What you have to do:
All of the data below must be repeated exactly.

________________

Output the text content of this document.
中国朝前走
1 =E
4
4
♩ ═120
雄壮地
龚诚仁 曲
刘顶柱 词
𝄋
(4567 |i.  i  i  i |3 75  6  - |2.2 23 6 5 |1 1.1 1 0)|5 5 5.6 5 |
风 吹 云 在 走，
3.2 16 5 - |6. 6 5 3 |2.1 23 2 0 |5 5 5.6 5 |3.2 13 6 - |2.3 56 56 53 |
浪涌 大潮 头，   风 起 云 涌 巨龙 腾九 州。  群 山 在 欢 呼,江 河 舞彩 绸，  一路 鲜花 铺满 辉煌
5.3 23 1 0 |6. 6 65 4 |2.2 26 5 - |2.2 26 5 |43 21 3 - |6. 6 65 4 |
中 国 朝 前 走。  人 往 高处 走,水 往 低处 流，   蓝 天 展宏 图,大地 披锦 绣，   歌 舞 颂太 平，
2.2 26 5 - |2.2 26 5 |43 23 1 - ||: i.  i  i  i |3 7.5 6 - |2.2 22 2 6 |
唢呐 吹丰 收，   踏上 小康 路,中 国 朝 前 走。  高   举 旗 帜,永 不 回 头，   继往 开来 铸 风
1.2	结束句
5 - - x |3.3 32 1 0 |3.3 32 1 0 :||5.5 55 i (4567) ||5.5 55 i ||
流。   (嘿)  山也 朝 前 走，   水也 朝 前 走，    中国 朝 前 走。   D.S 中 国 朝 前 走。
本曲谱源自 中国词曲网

________________

Task result:
Output the text content of this document.
中国朝前走
1 =E
4
4
♩ ═120
雄壮地
龚诚仁 曲
刘顶柱 词
𝄋
(4567 |i.  i  i  i |3 75  6  - |2.2 23 6 5 |1 1.1 1 0)|5 5 5.6 5 |
风 吹 云 在 走，
3.2 16 5 - |6. 6 5 3 |2.1 23 2 0 |5 5 5.6 5 |3.2 13 6 - |2.3 56 56 53 |
浪涌 大潮 头，   风 起 云 涌 巨龙 腾九 州。  群 山 在 欢 呼,江 河 舞彩 绸，  一路 鲜花 铺满 辉煌
5.3 23 1 0 |6. 6 65 4 |2.2 26 5 - |2.2 26 5 |43 21 3 - |6. 6 65 4 |
中 国 朝 前 走。  人 往 高处 走,水 往 低处 流，   蓝 天 展宏 图,大地 披锦 绣，   歌 舞 颂太 平，
2.2 26 5 - |2.2 26 5 |43 23 1 - ||: i.  i  i  i |3 7.5 6 - |2.2 22 2 6 |
唢呐 吹丰 收，   踏上 小康 路,中 国 朝 前 走。  高   举 旗 帜,永 不 回 头，   继往 开来 铸 风
1.2	结束句
5 - - x |3.3 32 1 0 |3.3 32 1 0 :||5.5 55 i (4567) ||5.5 55 i ||
流。   (嘿)  山也 朝 前 走，   水也 朝 前 走，    中国 朝 前 走。   D.S 中 国 朝 前 走。
本曲谱源自 中国词曲网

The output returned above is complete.